- Record list:
===

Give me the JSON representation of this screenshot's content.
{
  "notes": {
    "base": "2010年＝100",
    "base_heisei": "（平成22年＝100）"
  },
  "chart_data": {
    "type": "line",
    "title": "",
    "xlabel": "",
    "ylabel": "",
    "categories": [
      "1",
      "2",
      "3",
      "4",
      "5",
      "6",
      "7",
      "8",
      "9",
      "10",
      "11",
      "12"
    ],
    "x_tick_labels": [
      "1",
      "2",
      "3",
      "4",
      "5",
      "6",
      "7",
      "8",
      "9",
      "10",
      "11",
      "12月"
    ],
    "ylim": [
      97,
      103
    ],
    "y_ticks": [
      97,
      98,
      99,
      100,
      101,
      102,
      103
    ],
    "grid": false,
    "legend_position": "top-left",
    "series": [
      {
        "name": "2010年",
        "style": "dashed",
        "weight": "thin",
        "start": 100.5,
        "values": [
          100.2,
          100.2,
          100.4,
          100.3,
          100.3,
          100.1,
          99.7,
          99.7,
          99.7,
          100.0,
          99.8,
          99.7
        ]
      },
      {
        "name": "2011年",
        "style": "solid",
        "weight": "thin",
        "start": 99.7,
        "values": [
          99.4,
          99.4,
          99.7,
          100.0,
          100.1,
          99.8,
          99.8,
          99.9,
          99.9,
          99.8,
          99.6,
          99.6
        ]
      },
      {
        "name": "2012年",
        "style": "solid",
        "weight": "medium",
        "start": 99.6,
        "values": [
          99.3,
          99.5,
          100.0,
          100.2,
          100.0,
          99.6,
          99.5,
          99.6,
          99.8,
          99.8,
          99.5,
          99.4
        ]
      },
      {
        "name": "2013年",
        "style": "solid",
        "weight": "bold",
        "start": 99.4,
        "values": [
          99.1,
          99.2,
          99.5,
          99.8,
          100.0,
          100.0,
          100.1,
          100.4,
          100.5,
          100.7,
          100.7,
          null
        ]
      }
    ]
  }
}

===

- Given task: Go through the material above and count the lines that include "name". Give the number alone.

- Answer to this problem: 4